## Job
Find how many lines hold the word "accent". Give only the number.

-- -- --

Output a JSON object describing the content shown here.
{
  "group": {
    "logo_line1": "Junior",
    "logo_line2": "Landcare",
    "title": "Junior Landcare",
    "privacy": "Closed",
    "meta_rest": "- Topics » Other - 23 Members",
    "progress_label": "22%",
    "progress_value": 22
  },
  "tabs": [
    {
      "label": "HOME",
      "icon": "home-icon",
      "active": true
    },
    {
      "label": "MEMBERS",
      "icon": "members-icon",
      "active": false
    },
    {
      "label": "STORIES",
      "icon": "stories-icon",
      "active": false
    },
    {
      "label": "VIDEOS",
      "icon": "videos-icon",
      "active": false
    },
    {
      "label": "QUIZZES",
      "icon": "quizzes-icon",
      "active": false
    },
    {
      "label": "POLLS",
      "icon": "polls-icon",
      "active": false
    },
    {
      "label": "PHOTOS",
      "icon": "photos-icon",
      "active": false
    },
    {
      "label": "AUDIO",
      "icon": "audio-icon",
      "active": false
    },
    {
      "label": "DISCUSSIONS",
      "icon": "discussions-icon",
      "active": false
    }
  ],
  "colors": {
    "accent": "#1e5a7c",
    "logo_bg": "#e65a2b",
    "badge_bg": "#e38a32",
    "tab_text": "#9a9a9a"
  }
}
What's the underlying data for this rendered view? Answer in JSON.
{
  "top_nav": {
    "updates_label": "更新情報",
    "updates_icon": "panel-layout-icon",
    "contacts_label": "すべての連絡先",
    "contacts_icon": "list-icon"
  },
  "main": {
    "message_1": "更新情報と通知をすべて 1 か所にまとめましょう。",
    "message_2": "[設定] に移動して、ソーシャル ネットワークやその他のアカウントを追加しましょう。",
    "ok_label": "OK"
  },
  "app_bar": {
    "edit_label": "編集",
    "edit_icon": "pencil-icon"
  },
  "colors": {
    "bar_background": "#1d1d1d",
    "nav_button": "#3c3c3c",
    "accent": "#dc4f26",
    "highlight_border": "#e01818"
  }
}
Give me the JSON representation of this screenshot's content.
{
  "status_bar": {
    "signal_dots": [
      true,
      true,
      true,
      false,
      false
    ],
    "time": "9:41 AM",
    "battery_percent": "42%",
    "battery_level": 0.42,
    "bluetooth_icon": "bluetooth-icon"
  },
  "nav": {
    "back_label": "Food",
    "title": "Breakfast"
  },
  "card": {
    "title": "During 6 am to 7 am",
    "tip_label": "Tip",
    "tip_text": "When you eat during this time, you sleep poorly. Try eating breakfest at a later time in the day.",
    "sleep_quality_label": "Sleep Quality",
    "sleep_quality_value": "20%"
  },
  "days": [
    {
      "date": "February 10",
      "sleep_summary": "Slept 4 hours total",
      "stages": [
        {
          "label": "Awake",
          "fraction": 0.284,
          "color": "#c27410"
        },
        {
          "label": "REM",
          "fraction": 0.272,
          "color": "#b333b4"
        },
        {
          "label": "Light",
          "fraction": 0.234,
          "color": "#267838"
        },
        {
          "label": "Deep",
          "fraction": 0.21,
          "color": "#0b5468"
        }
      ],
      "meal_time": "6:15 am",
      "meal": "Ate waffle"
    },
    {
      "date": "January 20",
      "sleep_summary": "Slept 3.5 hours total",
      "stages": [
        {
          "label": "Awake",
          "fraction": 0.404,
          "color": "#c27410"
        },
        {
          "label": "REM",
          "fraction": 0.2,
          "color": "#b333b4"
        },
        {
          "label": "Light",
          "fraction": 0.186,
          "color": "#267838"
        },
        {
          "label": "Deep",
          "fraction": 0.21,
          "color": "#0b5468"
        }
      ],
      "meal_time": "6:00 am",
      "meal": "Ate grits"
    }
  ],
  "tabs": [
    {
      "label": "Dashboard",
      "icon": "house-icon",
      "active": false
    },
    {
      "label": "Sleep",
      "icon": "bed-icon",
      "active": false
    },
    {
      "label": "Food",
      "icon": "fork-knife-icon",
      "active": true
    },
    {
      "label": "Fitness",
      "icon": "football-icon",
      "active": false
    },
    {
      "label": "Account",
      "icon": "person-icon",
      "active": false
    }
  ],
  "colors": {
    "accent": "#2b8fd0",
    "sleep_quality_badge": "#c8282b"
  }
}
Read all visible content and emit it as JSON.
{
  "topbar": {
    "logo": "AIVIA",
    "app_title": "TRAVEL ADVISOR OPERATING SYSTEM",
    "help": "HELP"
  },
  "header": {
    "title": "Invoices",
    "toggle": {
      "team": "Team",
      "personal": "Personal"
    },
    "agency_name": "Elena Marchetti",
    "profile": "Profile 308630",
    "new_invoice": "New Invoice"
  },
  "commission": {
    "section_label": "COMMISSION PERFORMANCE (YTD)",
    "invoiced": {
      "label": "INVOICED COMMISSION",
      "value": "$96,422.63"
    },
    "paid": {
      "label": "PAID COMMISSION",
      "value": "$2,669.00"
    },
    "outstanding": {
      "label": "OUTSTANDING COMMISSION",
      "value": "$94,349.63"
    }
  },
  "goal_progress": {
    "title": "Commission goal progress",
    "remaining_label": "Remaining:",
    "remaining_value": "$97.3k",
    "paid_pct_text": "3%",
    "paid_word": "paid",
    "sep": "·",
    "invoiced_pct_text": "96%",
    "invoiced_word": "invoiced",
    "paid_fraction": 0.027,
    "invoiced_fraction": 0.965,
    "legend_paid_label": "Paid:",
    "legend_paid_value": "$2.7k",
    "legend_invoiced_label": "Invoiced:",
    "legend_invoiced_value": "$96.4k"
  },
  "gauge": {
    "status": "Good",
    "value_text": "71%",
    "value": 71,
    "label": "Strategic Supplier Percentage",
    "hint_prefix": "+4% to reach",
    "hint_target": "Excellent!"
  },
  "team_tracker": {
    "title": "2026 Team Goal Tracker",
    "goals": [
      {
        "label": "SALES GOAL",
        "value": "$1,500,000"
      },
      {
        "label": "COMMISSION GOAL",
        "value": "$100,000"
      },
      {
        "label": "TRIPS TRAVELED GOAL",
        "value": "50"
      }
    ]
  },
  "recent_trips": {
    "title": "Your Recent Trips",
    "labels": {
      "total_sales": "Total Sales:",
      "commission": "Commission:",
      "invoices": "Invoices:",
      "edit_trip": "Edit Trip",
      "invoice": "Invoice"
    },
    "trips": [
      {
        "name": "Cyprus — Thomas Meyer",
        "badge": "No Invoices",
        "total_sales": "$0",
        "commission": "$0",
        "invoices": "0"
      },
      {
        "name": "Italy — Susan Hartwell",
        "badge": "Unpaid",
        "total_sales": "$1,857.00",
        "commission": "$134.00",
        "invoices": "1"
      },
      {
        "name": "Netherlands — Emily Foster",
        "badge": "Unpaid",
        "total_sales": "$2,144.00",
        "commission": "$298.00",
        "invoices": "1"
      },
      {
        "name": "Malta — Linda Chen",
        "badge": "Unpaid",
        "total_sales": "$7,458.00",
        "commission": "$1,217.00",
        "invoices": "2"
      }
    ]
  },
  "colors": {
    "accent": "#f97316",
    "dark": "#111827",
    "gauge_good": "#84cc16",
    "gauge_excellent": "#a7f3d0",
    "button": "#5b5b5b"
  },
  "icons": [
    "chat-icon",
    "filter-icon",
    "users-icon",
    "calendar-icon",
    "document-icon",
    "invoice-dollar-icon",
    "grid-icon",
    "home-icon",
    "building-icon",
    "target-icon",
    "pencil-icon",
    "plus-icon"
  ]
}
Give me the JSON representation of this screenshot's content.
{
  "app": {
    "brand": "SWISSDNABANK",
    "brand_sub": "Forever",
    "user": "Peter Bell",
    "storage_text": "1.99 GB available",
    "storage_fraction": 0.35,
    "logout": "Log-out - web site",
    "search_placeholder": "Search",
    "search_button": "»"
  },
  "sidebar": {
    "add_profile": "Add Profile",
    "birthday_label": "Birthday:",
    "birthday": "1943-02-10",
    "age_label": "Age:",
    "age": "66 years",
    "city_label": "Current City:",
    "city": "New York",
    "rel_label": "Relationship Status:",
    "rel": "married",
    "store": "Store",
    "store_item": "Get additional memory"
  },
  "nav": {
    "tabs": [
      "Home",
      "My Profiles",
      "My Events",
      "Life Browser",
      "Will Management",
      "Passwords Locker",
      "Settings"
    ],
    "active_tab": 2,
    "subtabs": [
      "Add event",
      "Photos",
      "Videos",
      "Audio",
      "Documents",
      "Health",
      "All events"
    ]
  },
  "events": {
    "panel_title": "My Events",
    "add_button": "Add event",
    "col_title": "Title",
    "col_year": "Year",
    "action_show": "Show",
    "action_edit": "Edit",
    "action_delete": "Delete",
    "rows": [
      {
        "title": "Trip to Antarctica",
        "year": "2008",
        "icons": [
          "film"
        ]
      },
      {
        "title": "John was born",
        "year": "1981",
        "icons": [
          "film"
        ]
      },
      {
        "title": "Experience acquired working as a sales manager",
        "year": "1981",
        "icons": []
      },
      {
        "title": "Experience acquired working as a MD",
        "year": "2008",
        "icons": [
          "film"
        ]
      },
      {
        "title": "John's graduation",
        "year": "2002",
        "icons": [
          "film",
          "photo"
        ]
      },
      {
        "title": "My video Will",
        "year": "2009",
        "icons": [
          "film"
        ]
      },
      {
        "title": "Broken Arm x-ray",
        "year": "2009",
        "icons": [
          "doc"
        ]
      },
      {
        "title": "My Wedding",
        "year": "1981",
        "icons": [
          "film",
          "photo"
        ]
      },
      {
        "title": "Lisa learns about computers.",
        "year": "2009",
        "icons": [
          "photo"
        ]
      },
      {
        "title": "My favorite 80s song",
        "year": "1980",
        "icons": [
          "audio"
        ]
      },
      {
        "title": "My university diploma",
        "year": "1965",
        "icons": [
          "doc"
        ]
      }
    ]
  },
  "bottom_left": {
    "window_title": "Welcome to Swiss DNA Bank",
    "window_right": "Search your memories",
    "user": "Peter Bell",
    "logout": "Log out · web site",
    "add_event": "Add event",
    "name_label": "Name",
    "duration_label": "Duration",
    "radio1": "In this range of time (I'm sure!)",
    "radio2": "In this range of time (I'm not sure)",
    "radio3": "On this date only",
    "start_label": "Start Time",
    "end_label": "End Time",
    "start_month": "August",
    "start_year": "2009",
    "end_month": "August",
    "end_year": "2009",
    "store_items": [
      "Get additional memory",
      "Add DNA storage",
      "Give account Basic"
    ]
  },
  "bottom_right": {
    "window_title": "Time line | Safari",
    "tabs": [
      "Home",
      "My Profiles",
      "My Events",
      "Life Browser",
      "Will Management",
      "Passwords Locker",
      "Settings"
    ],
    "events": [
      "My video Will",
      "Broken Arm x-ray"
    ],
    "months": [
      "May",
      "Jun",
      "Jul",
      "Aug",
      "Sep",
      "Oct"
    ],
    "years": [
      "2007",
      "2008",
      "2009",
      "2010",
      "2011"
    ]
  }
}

-- -- --

## Solution for this exercise
4